Task =>
Extract all lines that hold "http" from the records below.

========

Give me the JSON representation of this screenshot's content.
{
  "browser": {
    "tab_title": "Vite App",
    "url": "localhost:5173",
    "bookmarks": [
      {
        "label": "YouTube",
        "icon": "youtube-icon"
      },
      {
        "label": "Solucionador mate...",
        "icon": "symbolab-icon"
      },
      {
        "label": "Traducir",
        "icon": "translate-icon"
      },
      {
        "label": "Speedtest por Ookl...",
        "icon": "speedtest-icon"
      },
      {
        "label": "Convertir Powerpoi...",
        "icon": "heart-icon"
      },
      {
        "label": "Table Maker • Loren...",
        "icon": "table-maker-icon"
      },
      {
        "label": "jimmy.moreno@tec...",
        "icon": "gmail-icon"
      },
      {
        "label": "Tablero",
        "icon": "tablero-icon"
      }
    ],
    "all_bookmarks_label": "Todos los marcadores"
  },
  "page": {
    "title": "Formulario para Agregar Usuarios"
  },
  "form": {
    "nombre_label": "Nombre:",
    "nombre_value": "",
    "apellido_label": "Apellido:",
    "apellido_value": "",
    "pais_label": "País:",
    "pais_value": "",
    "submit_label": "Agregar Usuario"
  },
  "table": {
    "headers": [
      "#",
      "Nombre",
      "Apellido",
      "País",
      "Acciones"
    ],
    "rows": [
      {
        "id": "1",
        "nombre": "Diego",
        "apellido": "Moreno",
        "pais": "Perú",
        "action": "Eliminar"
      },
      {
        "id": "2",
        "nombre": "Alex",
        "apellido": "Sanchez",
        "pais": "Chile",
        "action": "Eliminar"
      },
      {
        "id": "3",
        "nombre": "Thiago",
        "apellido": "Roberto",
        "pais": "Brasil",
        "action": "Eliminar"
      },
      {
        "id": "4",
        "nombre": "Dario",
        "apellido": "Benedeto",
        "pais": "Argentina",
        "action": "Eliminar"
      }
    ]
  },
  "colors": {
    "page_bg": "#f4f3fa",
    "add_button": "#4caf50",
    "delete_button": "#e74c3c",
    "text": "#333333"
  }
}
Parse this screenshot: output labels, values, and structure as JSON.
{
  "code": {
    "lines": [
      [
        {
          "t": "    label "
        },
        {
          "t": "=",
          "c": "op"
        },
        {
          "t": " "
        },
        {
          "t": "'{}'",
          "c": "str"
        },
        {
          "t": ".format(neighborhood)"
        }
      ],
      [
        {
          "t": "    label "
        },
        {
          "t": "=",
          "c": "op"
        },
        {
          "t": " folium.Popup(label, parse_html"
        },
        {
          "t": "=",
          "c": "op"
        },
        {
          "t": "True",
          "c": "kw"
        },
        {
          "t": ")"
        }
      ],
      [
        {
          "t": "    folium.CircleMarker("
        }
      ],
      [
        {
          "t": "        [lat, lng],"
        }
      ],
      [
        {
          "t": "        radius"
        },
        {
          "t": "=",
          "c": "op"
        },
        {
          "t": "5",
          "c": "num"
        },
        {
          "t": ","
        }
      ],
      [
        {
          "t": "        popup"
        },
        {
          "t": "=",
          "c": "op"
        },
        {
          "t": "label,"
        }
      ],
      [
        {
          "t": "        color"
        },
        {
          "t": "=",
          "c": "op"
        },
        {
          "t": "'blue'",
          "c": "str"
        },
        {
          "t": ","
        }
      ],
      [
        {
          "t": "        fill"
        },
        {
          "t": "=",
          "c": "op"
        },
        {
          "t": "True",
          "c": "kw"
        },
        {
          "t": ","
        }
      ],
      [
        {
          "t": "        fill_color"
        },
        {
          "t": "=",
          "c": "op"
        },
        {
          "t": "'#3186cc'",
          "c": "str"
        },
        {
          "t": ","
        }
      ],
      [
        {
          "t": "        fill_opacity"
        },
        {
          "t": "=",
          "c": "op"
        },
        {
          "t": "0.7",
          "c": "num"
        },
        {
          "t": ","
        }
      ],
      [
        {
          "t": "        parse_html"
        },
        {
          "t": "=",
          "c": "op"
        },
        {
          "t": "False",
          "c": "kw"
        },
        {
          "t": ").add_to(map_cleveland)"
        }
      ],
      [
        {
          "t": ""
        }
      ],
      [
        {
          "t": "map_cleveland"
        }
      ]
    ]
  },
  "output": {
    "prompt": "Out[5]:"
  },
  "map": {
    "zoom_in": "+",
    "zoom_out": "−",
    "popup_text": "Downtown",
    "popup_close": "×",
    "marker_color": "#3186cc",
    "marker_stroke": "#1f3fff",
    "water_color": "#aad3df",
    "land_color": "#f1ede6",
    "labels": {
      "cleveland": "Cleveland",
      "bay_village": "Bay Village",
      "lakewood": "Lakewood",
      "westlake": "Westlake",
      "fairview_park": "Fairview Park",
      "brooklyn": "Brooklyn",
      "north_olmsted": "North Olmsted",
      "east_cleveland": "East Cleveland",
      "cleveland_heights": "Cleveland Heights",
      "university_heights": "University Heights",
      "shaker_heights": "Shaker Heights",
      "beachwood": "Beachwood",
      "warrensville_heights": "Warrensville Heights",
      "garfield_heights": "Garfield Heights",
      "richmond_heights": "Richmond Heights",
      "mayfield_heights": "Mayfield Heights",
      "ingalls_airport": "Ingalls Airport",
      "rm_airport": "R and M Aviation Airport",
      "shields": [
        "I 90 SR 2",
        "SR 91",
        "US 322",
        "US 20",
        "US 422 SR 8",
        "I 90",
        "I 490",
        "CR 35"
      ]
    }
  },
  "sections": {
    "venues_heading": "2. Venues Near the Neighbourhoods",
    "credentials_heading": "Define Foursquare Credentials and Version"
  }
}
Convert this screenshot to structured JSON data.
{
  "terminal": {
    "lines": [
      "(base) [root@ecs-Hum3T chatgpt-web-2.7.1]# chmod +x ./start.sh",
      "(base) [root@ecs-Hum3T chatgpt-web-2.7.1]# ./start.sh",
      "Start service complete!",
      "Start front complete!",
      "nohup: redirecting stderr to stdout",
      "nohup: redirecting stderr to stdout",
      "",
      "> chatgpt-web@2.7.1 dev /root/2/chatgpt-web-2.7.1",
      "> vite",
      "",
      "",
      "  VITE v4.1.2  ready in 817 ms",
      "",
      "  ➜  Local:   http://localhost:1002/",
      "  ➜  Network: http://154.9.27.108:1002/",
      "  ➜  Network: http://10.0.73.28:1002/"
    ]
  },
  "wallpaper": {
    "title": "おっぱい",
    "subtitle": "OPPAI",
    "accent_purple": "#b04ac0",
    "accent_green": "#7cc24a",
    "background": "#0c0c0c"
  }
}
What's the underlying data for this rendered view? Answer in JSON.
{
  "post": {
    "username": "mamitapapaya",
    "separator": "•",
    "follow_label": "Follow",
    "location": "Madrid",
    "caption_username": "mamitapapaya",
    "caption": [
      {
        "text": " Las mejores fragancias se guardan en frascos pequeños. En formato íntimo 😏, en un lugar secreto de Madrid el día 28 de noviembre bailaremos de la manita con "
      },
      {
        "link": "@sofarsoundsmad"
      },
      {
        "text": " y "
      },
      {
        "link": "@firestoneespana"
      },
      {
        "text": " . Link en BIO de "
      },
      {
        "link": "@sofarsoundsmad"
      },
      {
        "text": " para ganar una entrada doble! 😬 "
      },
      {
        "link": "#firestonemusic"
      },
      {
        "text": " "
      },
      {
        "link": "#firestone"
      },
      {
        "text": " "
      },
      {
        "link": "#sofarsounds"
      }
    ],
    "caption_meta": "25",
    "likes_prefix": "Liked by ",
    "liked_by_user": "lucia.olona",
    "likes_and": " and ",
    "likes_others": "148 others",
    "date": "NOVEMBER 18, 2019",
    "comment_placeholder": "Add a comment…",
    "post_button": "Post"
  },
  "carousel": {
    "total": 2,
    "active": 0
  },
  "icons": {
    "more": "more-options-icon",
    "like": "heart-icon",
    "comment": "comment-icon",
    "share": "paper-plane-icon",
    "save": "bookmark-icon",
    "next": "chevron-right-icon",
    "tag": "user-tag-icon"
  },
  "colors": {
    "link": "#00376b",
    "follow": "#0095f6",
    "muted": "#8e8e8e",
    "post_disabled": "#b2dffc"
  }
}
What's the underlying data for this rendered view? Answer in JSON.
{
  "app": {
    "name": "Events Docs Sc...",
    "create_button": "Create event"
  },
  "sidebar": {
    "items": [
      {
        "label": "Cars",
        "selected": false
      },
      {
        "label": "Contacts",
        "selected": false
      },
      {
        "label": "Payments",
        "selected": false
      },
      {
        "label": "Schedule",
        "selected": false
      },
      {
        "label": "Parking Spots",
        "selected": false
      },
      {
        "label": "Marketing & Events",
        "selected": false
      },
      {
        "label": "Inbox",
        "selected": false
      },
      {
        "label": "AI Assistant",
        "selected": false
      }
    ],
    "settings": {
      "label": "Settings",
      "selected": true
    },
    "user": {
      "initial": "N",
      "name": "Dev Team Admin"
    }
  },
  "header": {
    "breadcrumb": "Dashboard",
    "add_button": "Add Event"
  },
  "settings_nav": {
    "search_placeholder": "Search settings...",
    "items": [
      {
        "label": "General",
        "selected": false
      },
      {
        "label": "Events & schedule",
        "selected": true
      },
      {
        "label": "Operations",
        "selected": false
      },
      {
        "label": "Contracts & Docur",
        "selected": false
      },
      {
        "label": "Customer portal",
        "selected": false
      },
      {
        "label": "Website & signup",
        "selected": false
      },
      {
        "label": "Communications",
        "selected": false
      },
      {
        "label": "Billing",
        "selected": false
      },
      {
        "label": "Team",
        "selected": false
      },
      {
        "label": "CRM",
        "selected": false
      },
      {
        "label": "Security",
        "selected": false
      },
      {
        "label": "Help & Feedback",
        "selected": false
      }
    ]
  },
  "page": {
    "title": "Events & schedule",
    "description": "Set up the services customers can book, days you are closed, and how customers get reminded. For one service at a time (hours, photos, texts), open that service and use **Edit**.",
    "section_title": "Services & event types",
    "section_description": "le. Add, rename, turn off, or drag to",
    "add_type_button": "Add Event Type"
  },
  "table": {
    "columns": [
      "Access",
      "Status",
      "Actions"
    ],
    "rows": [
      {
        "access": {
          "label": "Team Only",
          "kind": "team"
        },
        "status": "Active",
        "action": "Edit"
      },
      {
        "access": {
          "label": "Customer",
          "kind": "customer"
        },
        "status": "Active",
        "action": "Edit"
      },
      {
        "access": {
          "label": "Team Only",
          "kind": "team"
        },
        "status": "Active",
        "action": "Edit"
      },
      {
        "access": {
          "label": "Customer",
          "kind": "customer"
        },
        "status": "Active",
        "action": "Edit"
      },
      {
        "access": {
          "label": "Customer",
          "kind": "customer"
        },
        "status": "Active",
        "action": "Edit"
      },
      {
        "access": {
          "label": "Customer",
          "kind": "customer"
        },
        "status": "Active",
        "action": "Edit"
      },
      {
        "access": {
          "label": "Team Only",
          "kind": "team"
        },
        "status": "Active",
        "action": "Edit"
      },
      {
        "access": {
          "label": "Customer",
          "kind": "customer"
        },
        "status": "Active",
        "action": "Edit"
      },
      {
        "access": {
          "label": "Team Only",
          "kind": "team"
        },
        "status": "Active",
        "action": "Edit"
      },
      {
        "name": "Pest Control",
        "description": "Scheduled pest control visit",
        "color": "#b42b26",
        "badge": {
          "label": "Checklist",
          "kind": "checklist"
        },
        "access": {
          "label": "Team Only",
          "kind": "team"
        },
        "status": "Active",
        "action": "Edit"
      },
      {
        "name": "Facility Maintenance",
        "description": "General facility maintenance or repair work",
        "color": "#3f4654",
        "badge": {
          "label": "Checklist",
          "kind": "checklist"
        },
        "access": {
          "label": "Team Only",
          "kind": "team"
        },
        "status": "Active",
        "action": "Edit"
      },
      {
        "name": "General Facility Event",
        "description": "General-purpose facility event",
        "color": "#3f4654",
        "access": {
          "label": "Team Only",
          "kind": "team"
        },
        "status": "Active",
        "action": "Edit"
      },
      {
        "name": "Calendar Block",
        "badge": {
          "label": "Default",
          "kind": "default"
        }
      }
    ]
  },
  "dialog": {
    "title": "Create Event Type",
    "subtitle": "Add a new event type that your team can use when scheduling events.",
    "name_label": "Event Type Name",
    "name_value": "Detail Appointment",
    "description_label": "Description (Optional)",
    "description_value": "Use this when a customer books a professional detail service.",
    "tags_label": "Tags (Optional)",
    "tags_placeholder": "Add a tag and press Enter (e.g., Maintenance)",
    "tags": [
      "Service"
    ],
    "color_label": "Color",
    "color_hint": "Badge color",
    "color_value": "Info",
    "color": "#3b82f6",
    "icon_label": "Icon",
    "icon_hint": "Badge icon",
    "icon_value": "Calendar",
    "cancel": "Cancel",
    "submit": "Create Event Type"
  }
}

========

Answer to the task =>
      "  ➜  Local:   http://localhost:1002/",
      "  ➜  Network: http://154.9.27.108:1002/",
      "  ➜  Network: http://10.0.73.28:1002/"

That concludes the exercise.